| SOURCE EXCERPT |
- - - - -

On 01/07/2015 10:17 AM, Jan Beulich wrote:
On 07.01.15 at 15:55, <boris.ostrovsky@xxxxxxxxxx> wrote:
On 01/07/2015 04:21 AM, Jan Beulich wrote:
On 06.01.15 at 03:18, <boris.ostrovsky@xxxxxxxxxx> wrote:
+        for ( ; ti->first_dev < ti->num_devs; ti->first_dev++ )
+        {
+            xen_sysctl_pcitopo_t pcitopo;
+            struct pci_dev *pdev;
+
+            if ( copy_from_guest_offset(&pcitopo, ti->pcitopo,
+                                        ti->first_dev, 1) )
+            {
+                ret = -EFAULT;
+                break;
+            }
+
+            spin_lock(&pcidevs_lock);
+            pdev = pci_get_pdev(pcitopo.pcidev.seg, pcitopo.pcidev.bus,
+                                pcitopo.pcidev.devfn);
+            if ( !pdev || (pdev->node == NUMA_NO_NODE) )
+                pcitopo.node = INVALID_TOPOLOGY_ID;
+            else
+                pcitopo.node = pdev->node;
Are hypervisor-internal node numbers really meaningful to the caller?

This is the same information (pxm -> node mapping ) that we provide in
XEN_SYSCTL_topologyinfo (renamed in this series to
XEN_SYSCTL_cputopoinfo). Given that I expect the two topologies to be
used together I think the answer is yes.

- - - - -

| ENTRIES |

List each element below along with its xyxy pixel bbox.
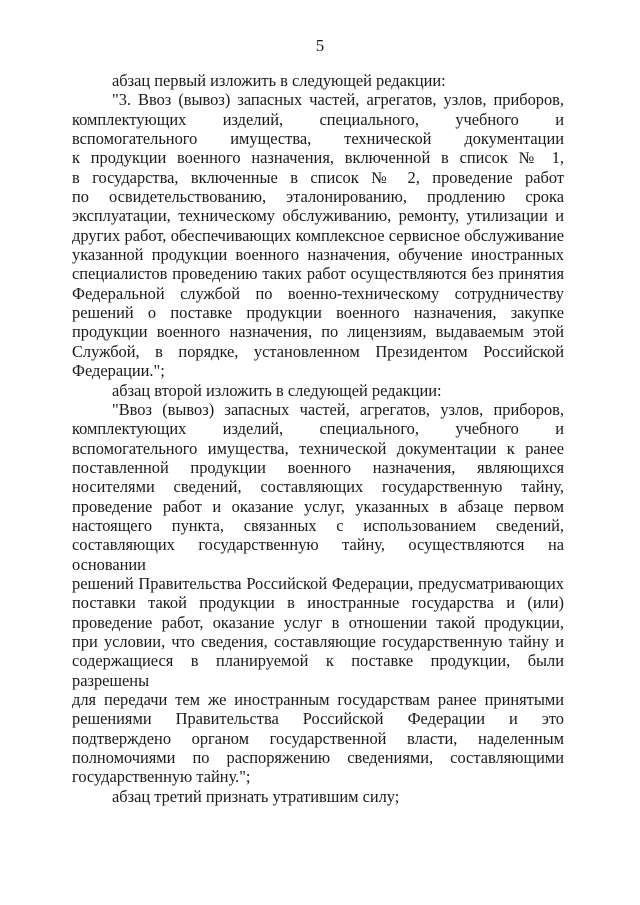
text-line: к продукции военного назначения, включенной в список № 1, <box>72 148 564 168</box>
paragraph-quote-1 <box>72 90 564 380</box>
text-line: решений о поставке продукции военного назначения, закупке <box>72 303 564 323</box>
text-line: поставленной продукции военного назначения, являющихся <box>72 457 564 477</box>
text-line: носителями сведений, составляющих государственную тайну, <box>72 477 564 497</box>
text-line: "3. Ввоз (вывоз) запасных частей, агрегатов, узлов, приборов, <box>112 90 564 110</box>
text-line: специалистов проведению таких работ осуществляются без принятия <box>72 264 564 284</box>
text-line: продукции военного назначения, по лицензиям, выдаваемым этой <box>72 322 564 342</box>
text-line: проведение работ и оказание услуг, указанных в абзаце первом <box>72 496 564 516</box>
text-line: вспомогательного имущества, технической документации к ранее <box>72 438 564 458</box>
text-line: составляющих государственную тайну, осуществляются на основании <box>72 535 564 574</box>
document-body <box>72 71 564 806</box>
paragraph-quote-2 <box>72 400 564 787</box>
text-line: полномочиями по распоряжению сведениями, составляющими <box>72 748 564 768</box>
text-line: решениями Правительства Российской Федерации и это <box>72 709 564 729</box>
text-line: решений Правительства Российской Федерации, предусматривающих <box>72 573 564 593</box>
text-line: при условии, что сведения, составляющие государственную тайну и <box>72 631 564 651</box>
paragraph-instruction-1 <box>72 71 564 90</box>
text-line: абзац первый изложить в следующей редакции: <box>112 71 446 90</box>
text-line: содержащиеся в планируемой к поставке продукции, были разрешены <box>72 651 564 690</box>
text-line: Федеральной службой по военно-техническому сотрудничеству <box>72 283 564 303</box>
text-line: по освидетельствованию, эталонированию, продлению срока <box>72 187 564 207</box>
text-line: Федерации."; <box>72 361 165 381</box>
text-line: в государства, включенные в список № 2, проведение работ <box>72 167 564 187</box>
text-line: комплектующих изделий, специального, учебного и <box>72 419 564 439</box>
text-line: вспомогательного имущества, технической документации <box>72 129 564 149</box>
page-number: 5 <box>315 36 325 55</box>
text-line: абзац второй изложить в следующей редакции: <box>112 380 442 400</box>
text-line: эксплуатации, техническому обслуживанию, ремонту, утилизации и <box>72 206 564 226</box>
text-line: Службой, в порядке, установленном Президентом Российской <box>72 341 564 361</box>
text-line: "Ввоз (вывоз) запасных частей, агрегатов, узлов, приборов, <box>112 399 564 419</box>
text-line: проведение работ, оказание услуг в отношении такой продукции, <box>72 612 564 632</box>
text-line: настоящего пункта, связанных с использованием сведений, <box>72 515 564 535</box>
text-line: для передачи тем же иностранным государствам ранее принятыми <box>72 690 564 709</box>
text-line: абзац третий признать утратившим силу; <box>112 786 400 806</box>
paragraph-instruction-2 <box>72 381 564 400</box>
text-line: указанной продукции военного назначения, обучение иностранных <box>72 245 564 265</box>
text-line: других работ, обеспечивающих комплексное сервисное обслуживание <box>72 225 564 245</box>
text-line: комплектующих изделий, специального, учебного и <box>72 109 564 129</box>
text-line: государственную тайну."; <box>72 767 251 787</box>
paragraph-instruction-3 <box>72 787 564 806</box>
text-line: подтверждено органом государственной власти, наделенным <box>72 728 564 748</box>
text-line: поставки такой продукции в иностранные государства и (или) <box>72 593 564 613</box>
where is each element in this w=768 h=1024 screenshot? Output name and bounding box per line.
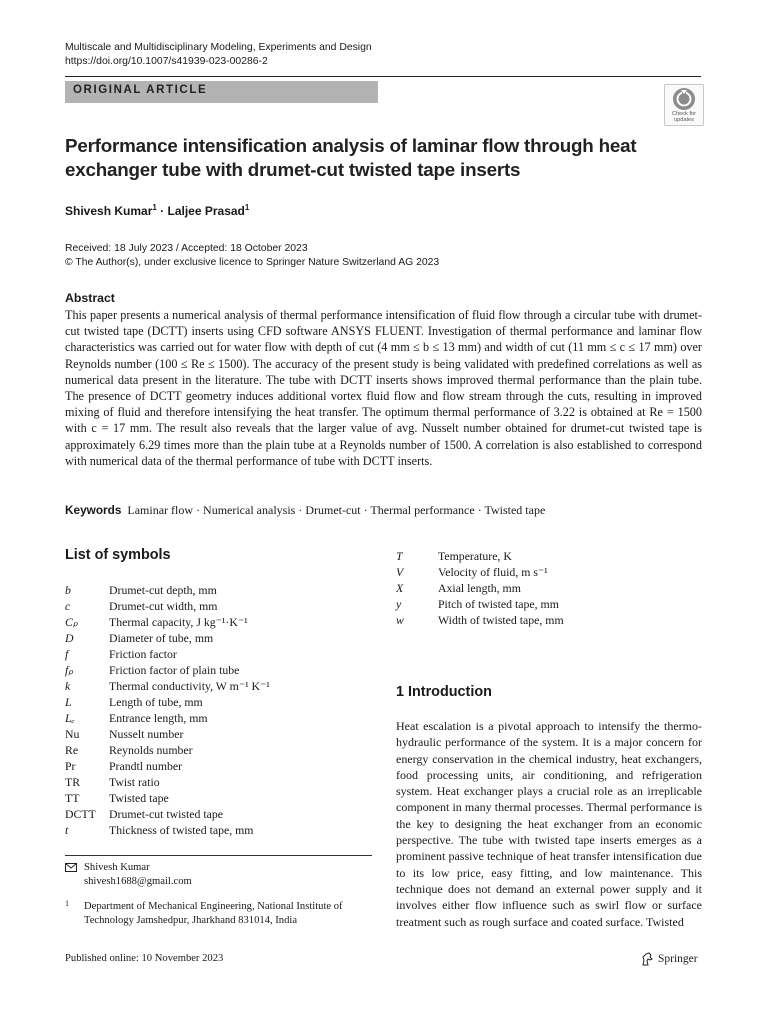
- symbol-term: X: [396, 581, 404, 595]
- symbol-term: T: [396, 549, 403, 563]
- symbol-row: [65, 774, 160, 790]
- symbol-row: [65, 806, 223, 822]
- symbol-row: [65, 646, 177, 662]
- symbol-term: k: [65, 679, 71, 693]
- check-label-line2: updates: [674, 117, 694, 123]
- symbol-term: t: [65, 823, 69, 837]
- symbol-desc: Axial length, mm: [438, 581, 521, 595]
- symbol-desc: Thermal conductivity, W m⁻¹ K⁻¹: [109, 679, 270, 693]
- symbol-row: [65, 598, 217, 614]
- symbol-desc: Velocity of fluid, m s⁻¹: [438, 565, 548, 579]
- symbol-row: [65, 678, 270, 694]
- check-label-line1: Check for: [672, 111, 696, 117]
- affiliation-number: 1: [65, 899, 69, 908]
- envelope-icon: [65, 863, 77, 872]
- keywords-line: [65, 502, 545, 518]
- symbol-term: y: [396, 597, 402, 611]
- symbol-term: f: [65, 647, 69, 661]
- symbol-desc: Width of twisted tape, mm: [438, 613, 564, 627]
- symbol-term: Pr: [65, 759, 76, 773]
- symbols-heading: List of symbols: [65, 547, 171, 563]
- affiliation-text: Department of Mechanical Engineering, National Institute of Technology Jamshedpur, Jharkhand 831014, India: [84, 901, 343, 927]
- check-for-updates-badge[interactable]: [664, 84, 704, 126]
- symbol-term: Nu: [65, 727, 80, 741]
- symbol-row: [65, 710, 208, 726]
- symbol-row: [65, 614, 248, 630]
- symbol-desc: Prandtl number: [109, 759, 183, 773]
- springer-horse-icon: [640, 952, 654, 966]
- symbol-desc: Thermal capacity, J kg⁻¹·K⁻¹: [109, 615, 248, 629]
- check-for-updates-icon: [672, 87, 696, 111]
- symbol-row: [396, 564, 548, 580]
- header-rule: [65, 76, 701, 77]
- keywords-list: Laminar flow · Numerical analysis · Drumet-cut · Thermal performance · Twisted tape: [127, 503, 546, 517]
- paper-title: Performance intensification analysis of laminar flow through heat exchanger tube with drumet-cut twisted tape inserts: [65, 135, 637, 180]
- symbol-desc: Friction factor: [109, 647, 177, 661]
- corresponding-author-name: Shivesh Kumar: [84, 862, 150, 873]
- received-accepted-dates: Received: 18 July 2023 / Accepted: 18 October 2023: [65, 243, 308, 254]
- symbol-term: w: [396, 613, 404, 627]
- symbol-term: b: [65, 583, 71, 597]
- symbol-term: V: [396, 565, 404, 579]
- symbol-row: [65, 582, 217, 598]
- symbol-term: Cₚ: [65, 615, 78, 629]
- symbol-row: [65, 662, 239, 678]
- symbol-row: [396, 580, 521, 596]
- introduction-body: Heat escalation is a pivotal approach to intensify the thermo-hydraulic performance of the system. It is a major concern for energy conservation in the chemical industry, heat exchangers, food processing units, air conditioning, and refrigeration system. Heat exchanger plays a crucial role as an irreplicable component in many thermal processes. Thermal performance is the key to designing the heat exchanger from an economic perspective. The tube with twisted tape inserts emerges as a prominent passive technique of heat transfer intensification due to its low price, easy fitting, and low maintenance. This technique does not demand an external power supply and it involves either flow influence such as swirl flow or surface treatment such as rough surface and coated surface. Twisted: [396, 719, 702, 929]
- corresponding-author-email[interactable]: shivesh1688@gmail.com: [84, 876, 192, 887]
- symbol-term: TT: [65, 791, 80, 805]
- author-list: [65, 203, 249, 218]
- abstract-heading: Abstract: [65, 291, 115, 305]
- symbol-row: [65, 630, 213, 646]
- symbol-term: fₚ: [65, 663, 74, 677]
- symbol-row: [65, 694, 203, 710]
- symbol-term: c: [65, 599, 71, 613]
- keywords-label: Keywords: [65, 503, 122, 517]
- author-affil-mark: 1: [244, 203, 250, 212]
- symbol-row: [396, 612, 564, 628]
- symbol-desc: Drumet-cut twisted tape: [109, 807, 224, 821]
- symbol-desc: Reynolds number: [109, 743, 193, 757]
- symbol-desc: Diameter of tube, mm: [109, 631, 214, 645]
- symbol-desc: Pitch of twisted tape, mm: [438, 597, 559, 611]
- symbol-desc: Temperature, K: [438, 549, 512, 563]
- doi-link[interactable]: https://doi.org/10.1007/s41939-023-00286-2: [65, 56, 268, 67]
- symbol-desc: Length of tube, mm: [109, 695, 203, 709]
- symbol-term: TR: [65, 775, 81, 789]
- article-type-banner: [65, 81, 378, 103]
- symbol-desc: Entrance length, mm: [109, 711, 208, 725]
- article-type-label: ORIGINAL ARTICLE: [73, 84, 208, 96]
- introduction-heading: 1 Introduction: [396, 684, 492, 700]
- symbol-desc: Twisted tape: [109, 791, 169, 805]
- author-separator: ·: [156, 204, 168, 218]
- footnote-rule: [65, 855, 372, 856]
- author-name[interactable]: Laljee Prasad: [167, 204, 245, 218]
- publisher-name: Springer: [658, 953, 698, 965]
- author-name[interactable]: Shivesh Kumar: [65, 204, 153, 218]
- symbol-term: Lₑ: [65, 711, 75, 725]
- abstract-body: This paper presents a numerical analysis of thermal performance intensification of fluid flow through a circular tube with drumet-cut twisted tape (DCTT) inserts using CFD software ANSYS FLUENT. Investigation of thermal performance and laminar flow characteristics was carried out for water flow with depth of cut (4 mm ≤ b ≤ 13 mm) and width of cut (11 mm ≤ c ≤ 17 mm) over Reynolds number (100 ≤ Re ≤ 1500). The accuracy of the present study is being validated with predefined correlations as well as numerical data present in the literature. The tube with DCTT inserts shows improved thermal performance than the plain tube. The presence of DCTT geometry induces additional vortex fluid flow and flow stream through the cuts, resulting in improved mixing of fluid and therefore intensifying the heat transfer. The optimum thermal performance of 3.22 is obtained at Re = 1500 with c = 17 mm. The result also reveals that the larger value of avg. Nusselt number obtained for drumet-cut twisted tape is approximately 6.29 times more than the plain tube at a Reynolds number of 1500. A correlation is also established to correspond with numerical data of the thermal performance of tube with DCTT inserts.: [65, 308, 702, 468]
- publication-dates: [65, 242, 439, 270]
- symbol-term: D: [65, 631, 74, 645]
- symbol-desc: Drumet-cut depth, mm: [109, 583, 217, 597]
- author-affil-mark: 1: [152, 203, 157, 212]
- symbol-term: L: [65, 695, 72, 709]
- symbol-row: [65, 758, 182, 774]
- symbol-term: Re: [65, 743, 79, 757]
- symbol-row: [65, 790, 169, 806]
- symbol-desc: Twist ratio: [109, 775, 160, 789]
- symbol-desc: Thickness of twisted tape, mm: [109, 823, 254, 837]
- copyright-notice: © The Author(s), under exclusive licence to Springer Nature Switzerland AG 2023: [65, 257, 440, 268]
- symbol-row: [65, 742, 193, 758]
- symbol-desc: Drumet-cut width, mm: [109, 599, 218, 613]
- journal-name: Multiscale and Multidisciplinary Modeling, Experiments and Design: [65, 42, 372, 53]
- springer-logo: [640, 952, 702, 968]
- symbol-row: [396, 548, 512, 564]
- symbol-desc: Friction factor of plain tube: [109, 663, 240, 677]
- symbol-term: DCTT: [65, 807, 96, 821]
- symbol-row: [396, 596, 559, 612]
- symbol-row: [65, 822, 253, 838]
- symbol-row: [65, 726, 183, 742]
- published-online-date: Published online: 10 November 2023: [65, 953, 224, 964]
- symbol-desc: Nusselt number: [109, 727, 184, 741]
- check-for-updates-label: [665, 111, 703, 123]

- - - - -

| TASK INSTRUCTIONS |
a - List every date-and-time stamp given in the lines of the mailing-list excerpt that introduce quoted messages.
b - Duplicate the passage of the mailing-list excerpt starting at "On 01/07/2015 10:17" and ending at "ti->num_devs; ti->first_dev++ )".

| ANSWERS TO THE EXERCISES |
a -
- 01/07/2015 10:17 AM
- 07.01.15 at 15:55
- 01/07/2015 04:21 AM
- 06.01.15 at 03:18

b -
On 01/07/2015 10:17 AM, Jan Beulich wrote:
On 07.01.15 at 15:55, <boris.ostrovsky@xxxxxxxxxx> wrote:
On 01/07/2015 04:21 AM, Jan Beulich wrote:
On 06.01.15 at 03:18, <boris.ostrovsky@xxxxxxxxxx> wrote:
+        for ( ; ti->first_dev < ti->num_devs; ti->first_dev++ )